[Stored records]
⟨

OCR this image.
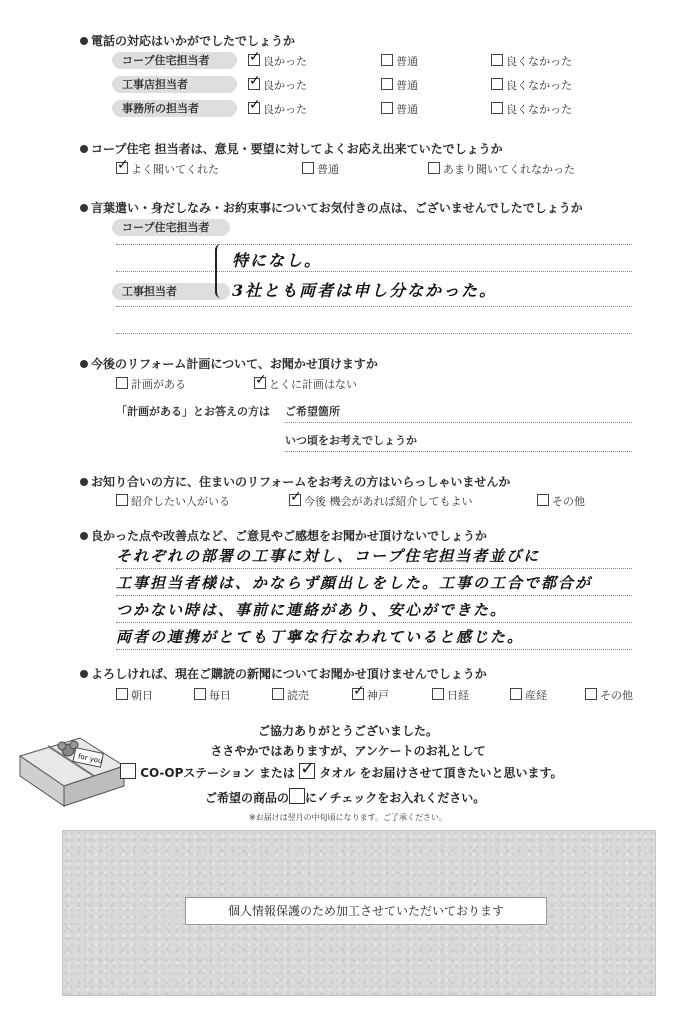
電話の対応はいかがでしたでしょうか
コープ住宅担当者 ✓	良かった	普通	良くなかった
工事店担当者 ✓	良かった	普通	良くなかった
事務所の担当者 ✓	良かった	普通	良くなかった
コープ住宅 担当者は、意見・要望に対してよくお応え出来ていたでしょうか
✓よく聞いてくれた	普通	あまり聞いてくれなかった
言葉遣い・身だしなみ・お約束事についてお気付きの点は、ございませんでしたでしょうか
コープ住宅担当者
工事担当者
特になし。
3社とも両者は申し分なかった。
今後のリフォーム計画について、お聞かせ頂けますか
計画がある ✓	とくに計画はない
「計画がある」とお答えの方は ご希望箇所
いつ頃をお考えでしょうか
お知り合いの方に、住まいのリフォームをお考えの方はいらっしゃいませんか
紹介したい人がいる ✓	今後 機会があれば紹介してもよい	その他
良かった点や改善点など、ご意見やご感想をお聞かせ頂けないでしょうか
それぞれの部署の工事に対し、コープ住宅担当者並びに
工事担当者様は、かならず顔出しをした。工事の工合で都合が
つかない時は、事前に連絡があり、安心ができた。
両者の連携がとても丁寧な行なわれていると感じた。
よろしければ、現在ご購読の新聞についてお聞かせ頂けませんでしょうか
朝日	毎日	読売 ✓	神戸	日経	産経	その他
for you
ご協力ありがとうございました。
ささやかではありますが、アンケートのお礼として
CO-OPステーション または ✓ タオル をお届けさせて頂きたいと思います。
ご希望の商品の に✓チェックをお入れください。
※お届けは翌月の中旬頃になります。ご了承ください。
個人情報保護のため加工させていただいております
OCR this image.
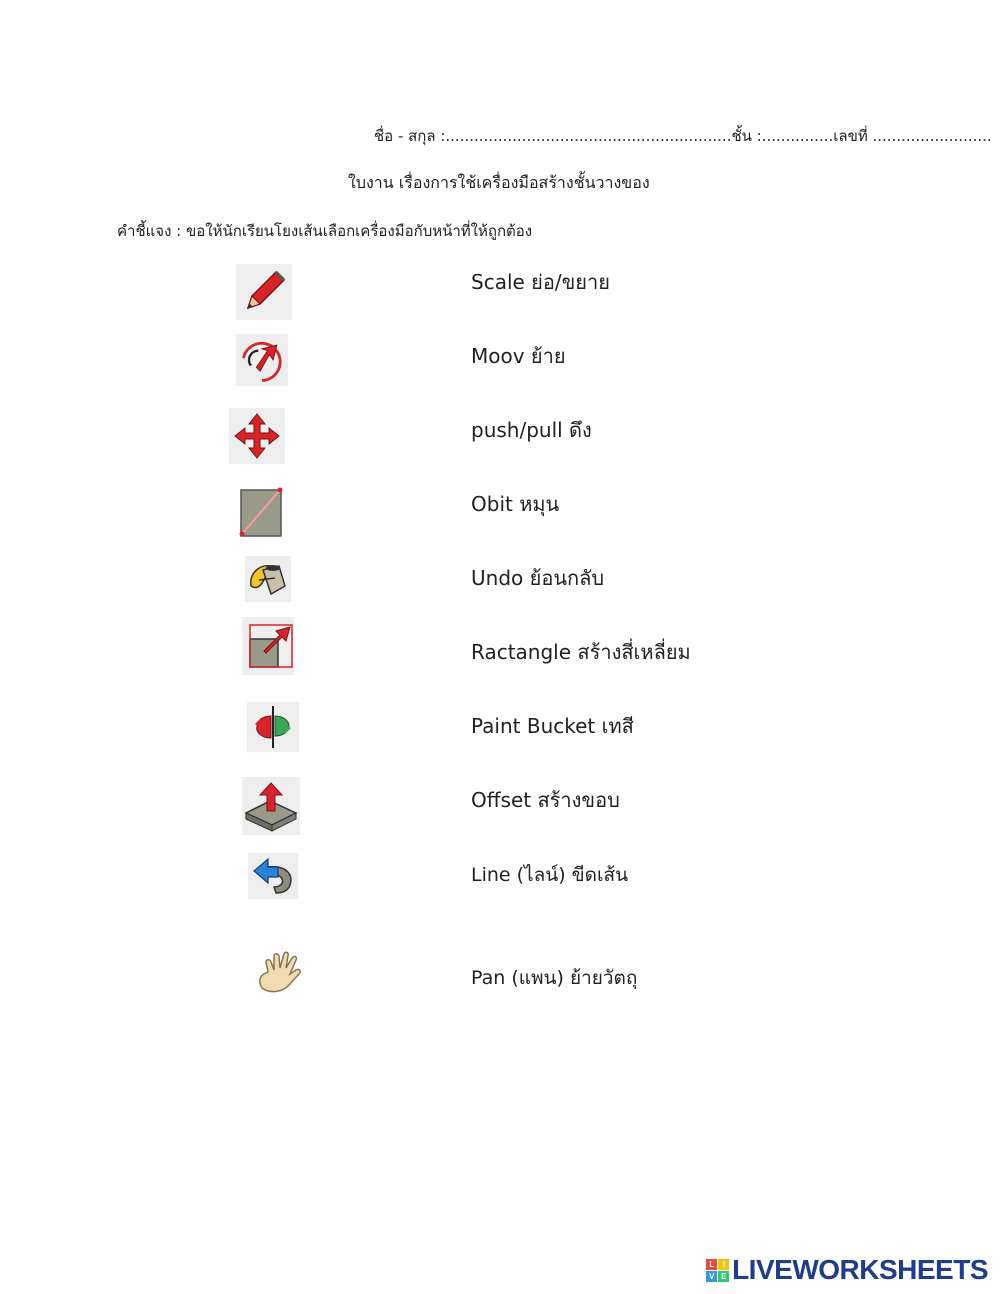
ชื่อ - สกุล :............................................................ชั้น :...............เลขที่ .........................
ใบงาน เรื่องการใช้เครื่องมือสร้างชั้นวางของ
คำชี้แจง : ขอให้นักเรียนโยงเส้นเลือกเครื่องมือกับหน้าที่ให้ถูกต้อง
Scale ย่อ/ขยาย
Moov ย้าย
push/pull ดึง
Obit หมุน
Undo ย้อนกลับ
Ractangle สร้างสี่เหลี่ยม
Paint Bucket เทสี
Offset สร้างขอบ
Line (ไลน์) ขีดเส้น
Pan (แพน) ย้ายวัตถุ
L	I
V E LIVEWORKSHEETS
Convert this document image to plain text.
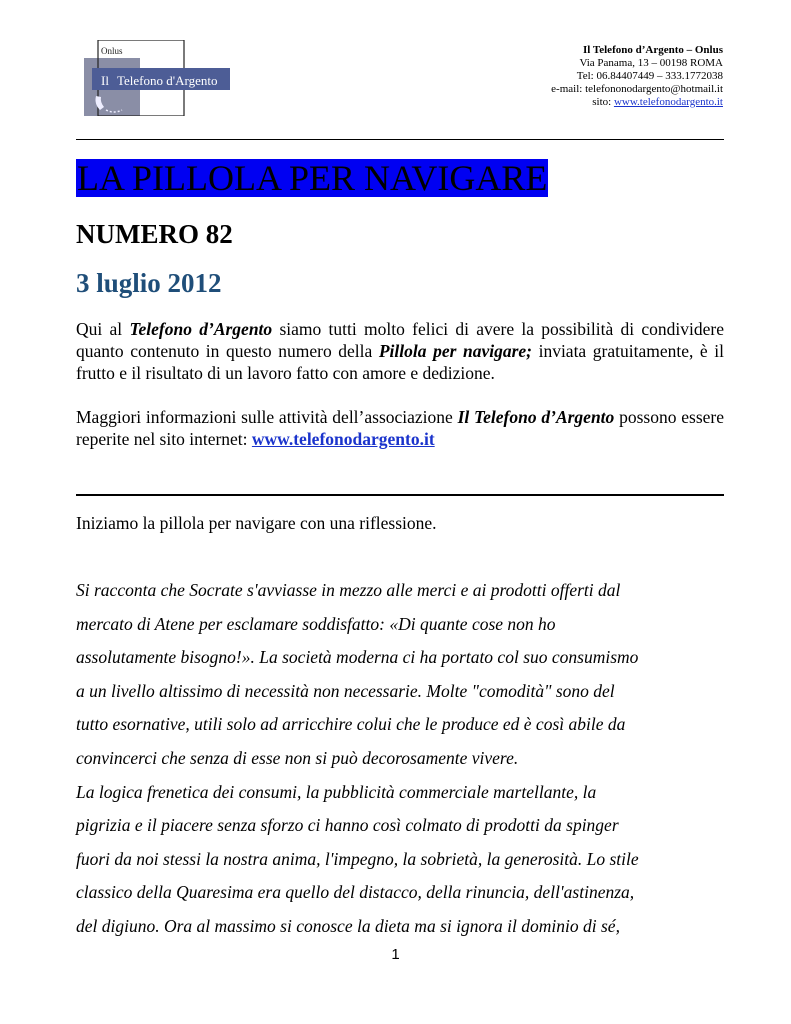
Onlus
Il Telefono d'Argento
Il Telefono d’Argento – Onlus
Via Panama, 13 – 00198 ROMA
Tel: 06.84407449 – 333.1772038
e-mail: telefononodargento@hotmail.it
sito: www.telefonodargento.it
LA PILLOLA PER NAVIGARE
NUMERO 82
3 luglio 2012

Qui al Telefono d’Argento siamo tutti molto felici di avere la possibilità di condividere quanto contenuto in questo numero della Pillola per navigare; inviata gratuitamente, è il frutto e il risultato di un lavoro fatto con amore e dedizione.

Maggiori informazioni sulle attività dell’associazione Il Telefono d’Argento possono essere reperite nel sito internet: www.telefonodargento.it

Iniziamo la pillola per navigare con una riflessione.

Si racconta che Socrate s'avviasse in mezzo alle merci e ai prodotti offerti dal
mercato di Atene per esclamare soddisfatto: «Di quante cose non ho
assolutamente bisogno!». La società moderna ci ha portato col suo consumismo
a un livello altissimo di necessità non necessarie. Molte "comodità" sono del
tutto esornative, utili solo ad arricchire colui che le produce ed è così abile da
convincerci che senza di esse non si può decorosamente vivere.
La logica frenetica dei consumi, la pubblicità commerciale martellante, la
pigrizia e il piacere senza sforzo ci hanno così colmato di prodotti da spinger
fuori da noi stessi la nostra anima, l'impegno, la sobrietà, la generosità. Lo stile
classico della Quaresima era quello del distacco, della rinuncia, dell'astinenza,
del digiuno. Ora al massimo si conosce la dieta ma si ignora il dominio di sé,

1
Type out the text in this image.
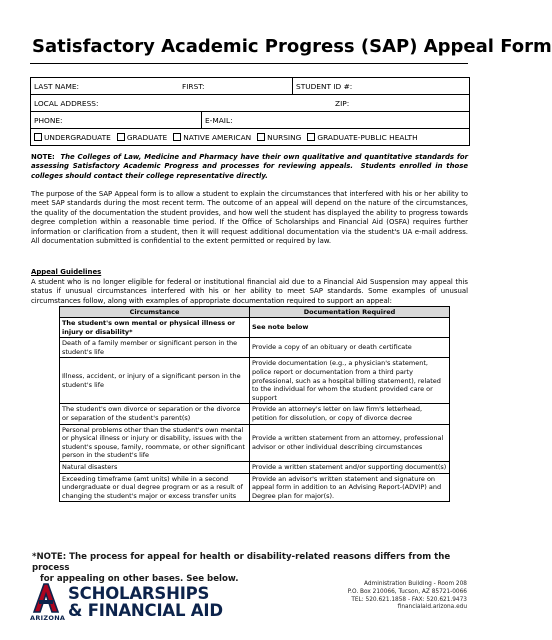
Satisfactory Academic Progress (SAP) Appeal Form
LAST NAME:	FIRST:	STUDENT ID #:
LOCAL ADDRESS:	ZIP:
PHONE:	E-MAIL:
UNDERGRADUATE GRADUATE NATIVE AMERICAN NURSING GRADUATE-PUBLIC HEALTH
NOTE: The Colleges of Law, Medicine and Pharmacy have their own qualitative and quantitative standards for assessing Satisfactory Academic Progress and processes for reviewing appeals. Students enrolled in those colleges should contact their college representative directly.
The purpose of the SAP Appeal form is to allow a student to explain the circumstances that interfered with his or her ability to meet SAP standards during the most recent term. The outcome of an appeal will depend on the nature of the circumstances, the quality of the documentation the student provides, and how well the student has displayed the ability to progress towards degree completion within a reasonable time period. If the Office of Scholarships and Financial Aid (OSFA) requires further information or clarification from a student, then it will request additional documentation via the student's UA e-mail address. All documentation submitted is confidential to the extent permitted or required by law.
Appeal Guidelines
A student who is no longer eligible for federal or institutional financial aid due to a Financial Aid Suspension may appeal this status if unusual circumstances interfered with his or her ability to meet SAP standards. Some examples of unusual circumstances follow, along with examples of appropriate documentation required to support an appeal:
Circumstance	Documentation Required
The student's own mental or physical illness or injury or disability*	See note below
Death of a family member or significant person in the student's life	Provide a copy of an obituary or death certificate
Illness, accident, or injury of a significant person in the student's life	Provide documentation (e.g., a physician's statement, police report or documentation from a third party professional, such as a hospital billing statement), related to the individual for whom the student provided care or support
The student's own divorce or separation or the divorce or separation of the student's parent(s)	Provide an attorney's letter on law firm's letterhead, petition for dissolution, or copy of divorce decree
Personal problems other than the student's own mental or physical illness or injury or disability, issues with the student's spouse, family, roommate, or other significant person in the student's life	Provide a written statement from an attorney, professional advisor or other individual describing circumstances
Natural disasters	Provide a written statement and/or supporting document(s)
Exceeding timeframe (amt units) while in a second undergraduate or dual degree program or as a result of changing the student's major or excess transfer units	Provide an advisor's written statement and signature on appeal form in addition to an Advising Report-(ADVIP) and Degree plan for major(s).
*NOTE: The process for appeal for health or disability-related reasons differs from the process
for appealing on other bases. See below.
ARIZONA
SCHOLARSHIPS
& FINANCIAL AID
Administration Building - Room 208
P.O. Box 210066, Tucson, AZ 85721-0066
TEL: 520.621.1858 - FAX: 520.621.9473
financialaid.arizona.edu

⟩

● **PROBLEM TO WORK ON**
Take the records above and transcribe them exactly, dropping every picture.

● **PROBLEM SOLUTION**
OCR this image.
電話の対応はいかがでしたでしょうか
コープ住宅担当者 ✓	良かった	普通	良くなかった
工事店担当者 ✓	良かった	普通	良くなかった
事務所の担当者 ✓	良かった	普通	良くなかった
コープ住宅 担当者は、意見・要望に対してよくお応え出来ていたでしょうか
✓よく聞いてくれた	普通	あまり聞いてくれなかった
言葉遣い・身だしなみ・お約束事についてお気付きの点は、ございませんでしたでしょうか
コープ住宅担当者
工事担当者
特になし。
3社とも両者は申し分なかった。
今後のリフォーム計画について、お聞かせ頂けますか
計画がある ✓	とくに計画はない
「計画がある」とお答えの方は ご希望箇所
いつ頃をお考えでしょうか
お知り合いの方に、住まいのリフォームをお考えの方はいらっしゃいませんか
紹介したい人がいる ✓	今後 機会があれば紹介してもよい	その他
良かった点や改善点など、ご意見やご感想をお聞かせ頂けないでしょうか
それぞれの部署の工事に対し、コープ住宅担当者並びに
工事担当者様は、かならず顔出しをした。工事の工合で都合が
つかない時は、事前に連絡があり、安心ができた。
両者の連携がとても丁寧な行なわれていると感じた。
よろしければ、現在ご購読の新聞についてお聞かせ頂けませんでしょうか
朝日	毎日	読売 ✓	神戸	日経	産経	その他
for you
ご協力ありがとうございました。
ささやかではありますが、アンケートのお礼として
CO-OPステーション または ✓ タオル をお届けさせて頂きたいと思います。
ご希望の商品の に✓チェックをお入れください。
※お届けは翌月の中旬頃になります。ご了承ください。
個人情報保護のため加工させていただいております
OCR this image.
ชื่อ - สกุล :............................................................ชั้น :...............เลขที่ .........................
ใบงาน เรื่องการใช้เครื่องมือสร้างชั้นวางของ
คำชี้แจง : ขอให้นักเรียนโยงเส้นเลือกเครื่องมือกับหน้าที่ให้ถูกต้อง
Scale ย่อ/ขยาย
Moov ย้าย
push/pull ดึง
Obit หมุน
Undo ย้อนกลับ
Ractangle สร้างสี่เหลี่ยม
Paint Bucket เทสี
Offset สร้างขอบ
Line (ไลน์) ขีดเส้น
Pan (แพน) ย้ายวัตถุ
L	I
V E LIVEWORKSHEETS
Convert this document image to plain text.
Onlus
Il Telefono d'Argento
Il Telefono d’Argento – Onlus
Via Panama, 13 – 00198 ROMA
Tel: 06.84407449 – 333.1772038
e-mail: telefononodargento@hotmail.it
sito: www.telefonodargento.it
LA PILLOLA PER NAVIGARE
NUMERO 82
3 luglio 2012

Qui al Telefono d’Argento siamo tutti molto felici di avere la possibilità di condividere quanto contenuto in questo numero della Pillola per navigare; inviata gratuitamente, è il frutto e il risultato di un lavoro fatto con amore e dedizione.

Maggiori informazioni sulle attività dell’associazione Il Telefono d’Argento possono essere reperite nel sito internet: www.telefonodargento.it

Iniziamo la pillola per navigare con una riflessione.

Si racconta che Socrate s'avviasse in mezzo alle merci e ai prodotti offerti dal
mercato di Atene per esclamare soddisfatto: «Di quante cose non ho
assolutamente bisogno!». La società moderna ci ha portato col suo consumismo
a un livello altissimo di necessità non necessarie. Molte "comodità" sono del
tutto esornative, utili solo ad arricchire colui che le produce ed è così abile da
convincerci che senza di esse non si può decorosamente vivere.
La logica frenetica dei consumi, la pubblicità commerciale martellante, la
pigrizia e il piacere senza sforzo ci hanno così colmato di prodotti da spinger
fuori da noi stessi la nostra anima, l'impegno, la sobrietà, la generosità. Lo stile
classico della Quaresima era quello del distacco, della rinuncia, dell'astinenza,
del digiuno. Ora al massimo si conosce la dieta ma si ignora il dominio di sé,

1
Type out the text in this image.
Satisfactory Academic Progress (SAP) Appeal Form
LAST NAME:	FIRST:	STUDENT ID #:
LOCAL ADDRESS:	ZIP:
PHONE:	E-MAIL:
UNDERGRADUATE GRADUATE NATIVE AMERICAN NURSING GRADUATE-PUBLIC HEALTH
NOTE: The Colleges of Law, Medicine and Pharmacy have their own qualitative and quantitative standards for assessing Satisfactory Academic Progress and processes for reviewing appeals. Students enrolled in those colleges should contact their college representative directly.
The purpose of the SAP Appeal form is to allow a student to explain the circumstances that interfered with his or her ability to meet SAP standards during the most recent term. The outcome of an appeal will depend on the nature of the circumstances, the quality of the documentation the student provides, and how well the student has displayed the ability to progress towards degree completion within a reasonable time period. If the Office of Scholarships and Financial Aid (OSFA) requires further information or clarification from a student, then it will request additional documentation via the student's UA e-mail address. All documentation submitted is confidential to the extent permitted or required by law.
Appeal Guidelines
A student who is no longer eligible for federal or institutional financial aid due to a Financial Aid Suspension may appeal this status if unusual circumstances interfered with his or her ability to meet SAP standards. Some examples of unusual circumstances follow, along with examples of appropriate documentation required to support an appeal:
Circumstance	Documentation Required
The student's own mental or physical illness or injury or disability*	See note below
Death of a family member or significant person in the student's life	Provide a copy of an obituary or death certificate
Illness, accident, or injury of a significant person in the student's life	Provide documentation (e.g., a physician's statement, police report or documentation from a third party professional, such as a hospital billing statement), related to the individual for whom the student provided care or support
The student's own divorce or separation or the divorce or separation of the student's parent(s)	Provide an attorney's letter on law firm's letterhead, petition for dissolution, or copy of divorce decree
Personal problems other than the student's own mental or physical illness or injury or disability, issues with the student's spouse, family, roommate, or other significant person in the student's life	Provide a written statement from an attorney, professional advisor or other individual describing circumstances
Natural disasters	Provide a written statement and/or supporting document(s)
Exceeding timeframe (amt units) while in a second undergraduate or dual degree program or as a result of changing the student's major or excess transfer units	Provide an advisor's written statement and signature on appeal form in addition to an Advising Report-(ADVIP) and Degree plan for major(s).
*NOTE: The process for appeal for health or disability-related reasons differs from the process
for appealing on other bases. See below.
ARIZONA
SCHOLARSHIPS
& FINANCIAL AID
Administration Building - Room 208
P.O. Box 210066, Tucson, AZ 85721-0066
TEL: 520.621.1858 - FAX: 520.621.9473
financialaid.arizona.edu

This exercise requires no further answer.